WORK REQUIRED>
Repeat the whole of the data, keeping every detail the same.

— START —

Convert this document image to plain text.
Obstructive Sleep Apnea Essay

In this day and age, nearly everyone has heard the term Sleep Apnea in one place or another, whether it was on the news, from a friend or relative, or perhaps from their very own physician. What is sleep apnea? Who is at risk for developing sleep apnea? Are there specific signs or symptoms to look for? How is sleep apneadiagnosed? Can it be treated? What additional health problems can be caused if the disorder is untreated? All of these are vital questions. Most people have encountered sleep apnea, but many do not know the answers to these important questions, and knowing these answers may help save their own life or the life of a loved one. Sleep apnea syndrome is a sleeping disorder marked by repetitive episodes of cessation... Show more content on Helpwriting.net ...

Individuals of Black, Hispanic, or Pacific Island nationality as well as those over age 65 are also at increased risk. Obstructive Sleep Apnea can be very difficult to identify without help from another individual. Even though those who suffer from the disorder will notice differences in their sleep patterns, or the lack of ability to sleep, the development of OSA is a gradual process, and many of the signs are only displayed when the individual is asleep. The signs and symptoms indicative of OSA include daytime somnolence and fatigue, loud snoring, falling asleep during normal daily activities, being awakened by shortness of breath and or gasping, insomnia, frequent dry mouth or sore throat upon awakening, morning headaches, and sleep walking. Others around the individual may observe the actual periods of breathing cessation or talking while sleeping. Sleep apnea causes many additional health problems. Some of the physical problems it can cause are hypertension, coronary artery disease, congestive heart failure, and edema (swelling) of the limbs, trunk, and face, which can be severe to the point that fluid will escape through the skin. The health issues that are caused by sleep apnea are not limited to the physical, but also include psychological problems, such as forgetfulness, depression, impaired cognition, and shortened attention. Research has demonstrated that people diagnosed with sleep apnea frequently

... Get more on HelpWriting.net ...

— END —

ANSWER BELOW>
Convert this document image to plain text.
Obstructive Sleep Apnea Essay

In this day and age, nearly everyone has heard the term Sleep Apnea in one place or another, whether it was on the news, from a friend or relative, or perhaps from their very own physician. What is sleep apnea? Who is at risk for developing sleep apnea? Are there specific signs or symptoms to look for? How is sleep apneadiagnosed? Can it be treated? What additional health problems can be caused if the disorder is untreated? All of these are vital questions. Most people have encountered sleep apnea, but many do not know the answers to these important questions, and knowing these answers may help save their own life or the life of a loved one. Sleep apnea syndrome is a sleeping disorder marked by repetitive episodes of cessation... Show more content on Helpwriting.net ...

Individuals of Black, Hispanic, or Pacific Island nationality as well as those over age 65 are also at increased risk. Obstructive Sleep Apnea can be very difficult to identify without help from another individual. Even though those who suffer from the disorder will notice differences in their sleep patterns, or the lack of ability to sleep, the development of OSA is a gradual process, and many of the signs are only displayed when the individual is asleep. The signs and symptoms indicative of OSA include daytime somnolence and fatigue, loud snoring, falling asleep during normal daily activities, being awakened by shortness of breath and or gasping, insomnia, frequent dry mouth or sore throat upon awakening, morning headaches, and sleep walking. Others around the individual may observe the actual periods of breathing cessation or talking while sleeping. Sleep apnea causes many additional health problems. Some of the physical problems it can cause are hypertension, coronary artery disease, congestive heart failure, and edema (swelling) of the limbs, trunk, and face, which can be severe to the point that fluid will escape through the skin. The health issues that are caused by sleep apnea are not limited to the physical, but also include psychological problems, such as forgetfulness, depression, impaired cognition, and shortened attention. Research has demonstrated that people diagnosed with sleep apnea frequently

... Get more on HelpWriting.net ...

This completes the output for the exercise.